**WRITTEN TASK:** Omit any picture, and return the remaining data exactly as written.

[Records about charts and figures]
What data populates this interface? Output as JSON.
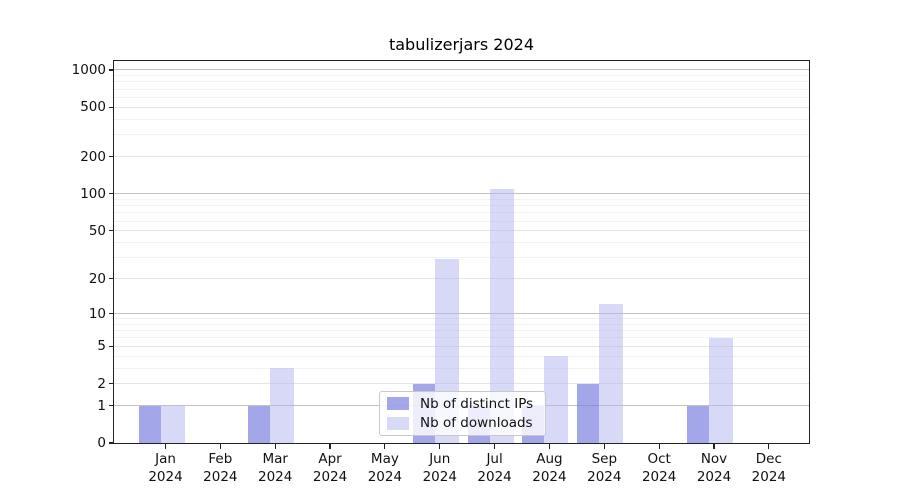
{
  "figure": {
    "title": "tabulizerjars 2024"
  },
  "chart_data": {
    "type": "bar",
    "title": "tabulizerjars 2024",
    "categories": [
      "Jan 2024",
      "Feb 2024",
      "Mar 2024",
      "Apr 2024",
      "May 2024",
      "Jun 2024",
      "Jul 2024",
      "Aug 2024",
      "Sep 2024",
      "Oct 2024",
      "Nov 2024",
      "Dec 2024"
    ],
    "series": [
      {
        "name": "Nb of distinct IPs",
        "values": [
          1,
          0,
          1,
          0,
          0,
          2,
          1,
          1,
          2,
          0,
          1,
          0
        ]
      },
      {
        "name": "Nb of downloads",
        "values": [
          1,
          0,
          3,
          0,
          0,
          29,
          110,
          4,
          12,
          0,
          6,
          0
        ]
      }
    ],
    "yscale": "log1p",
    "ylim": [
      0,
      1200
    ],
    "y_ticks": [
      0,
      1,
      2,
      5,
      10,
      20,
      50,
      100,
      200,
      500,
      1000
    ],
    "y_minor_gridlines": [
      3,
      4,
      6,
      7,
      8,
      9,
      30,
      40,
      60,
      70,
      80,
      90,
      300,
      400,
      600,
      700,
      800,
      900
    ],
    "y_mid_gridlines": [
      2,
      5,
      20,
      50,
      200,
      500
    ],
    "y_major_gridlines": [
      1,
      10,
      100,
      1000
    ],
    "grid": "on",
    "xlabel": "",
    "ylabel": "",
    "legend_position": "lower-center-inside"
  },
  "legend": {
    "items": [
      {
        "label": "Nb of distinct IPs",
        "swatch_color": "rgba(120,126,222,0.68)"
      },
      {
        "label": "Nb of downloads",
        "swatch_color": "rgba(177,180,239,0.50)"
      }
    ]
  },
  "colors": {
    "bar_distinct_ips": "rgba(120,126,222,0.68)",
    "bar_downloads": "rgba(177,180,239,0.50)",
    "bar_distinct_ips_flat": "#a2a6e9",
    "bar_downloads_flat": "#d8daf6",
    "grid_major": "#c2c2c2",
    "grid_mid": "#e4e4e4",
    "grid_minor": "#f1f1f1",
    "spine": "#222222",
    "text": "#111111"
  }
}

**WRITTEN ANSWER:**
What data populates this interface? Output as JSON.
{
  "figure": {
    "title": "tabulizerjars 2024"
  },
  "chart_data": {
    "type": "bar",
    "title": "tabulizerjars 2024",
    "categories": [
      "Jan 2024",
      "Feb 2024",
      "Mar 2024",
      "Apr 2024",
      "May 2024",
      "Jun 2024",
      "Jul 2024",
      "Aug 2024",
      "Sep 2024",
      "Oct 2024",
      "Nov 2024",
      "Dec 2024"
    ],
    "series": [
      {
        "name": "Nb of distinct IPs",
        "values": [
          1,
          0,
          1,
          0,
          0,
          2,
          1,
          1,
          2,
          0,
          1,
          0
        ]
      },
      {
        "name": "Nb of downloads",
        "values": [
          1,
          0,
          3,
          0,
          0,
          29,
          110,
          4,
          12,
          0,
          6,
          0
        ]
      }
    ],
    "yscale": "log1p",
    "ylim": [
      0,
      1200
    ],
    "y_ticks": [
      0,
      1,
      2,
      5,
      10,
      20,
      50,
      100,
      200,
      500,
      1000
    ],
    "y_minor_gridlines": [
      3,
      4,
      6,
      7,
      8,
      9,
      30,
      40,
      60,
      70,
      80,
      90,
      300,
      400,
      600,
      700,
      800,
      900
    ],
    "y_mid_gridlines": [
      2,
      5,
      20,
      50,
      200,
      500
    ],
    "y_major_gridlines": [
      1,
      10,
      100,
      1000
    ],
    "grid": "on",
    "xlabel": "",
    "ylabel": "",
    "legend_position": "lower-center-inside"
  },
  "legend": {
    "items": [
      {
        "label": "Nb of distinct IPs",
        "swatch_color": "rgba(120,126,222,0.68)"
      },
      {
        "label": "Nb of downloads",
        "swatch_color": "rgba(177,180,239,0.50)"
      }
    ]
  },
  "colors": {
    "bar_distinct_ips": "rgba(120,126,222,0.68)",
    "bar_downloads": "rgba(177,180,239,0.50)",
    "bar_distinct_ips_flat": "#a2a6e9",
    "bar_downloads_flat": "#d8daf6",
    "grid_major": "#c2c2c2",
    "grid_mid": "#e4e4e4",
    "grid_minor": "#f1f1f1",
    "spine": "#222222",
    "text": "#111111"
  }
}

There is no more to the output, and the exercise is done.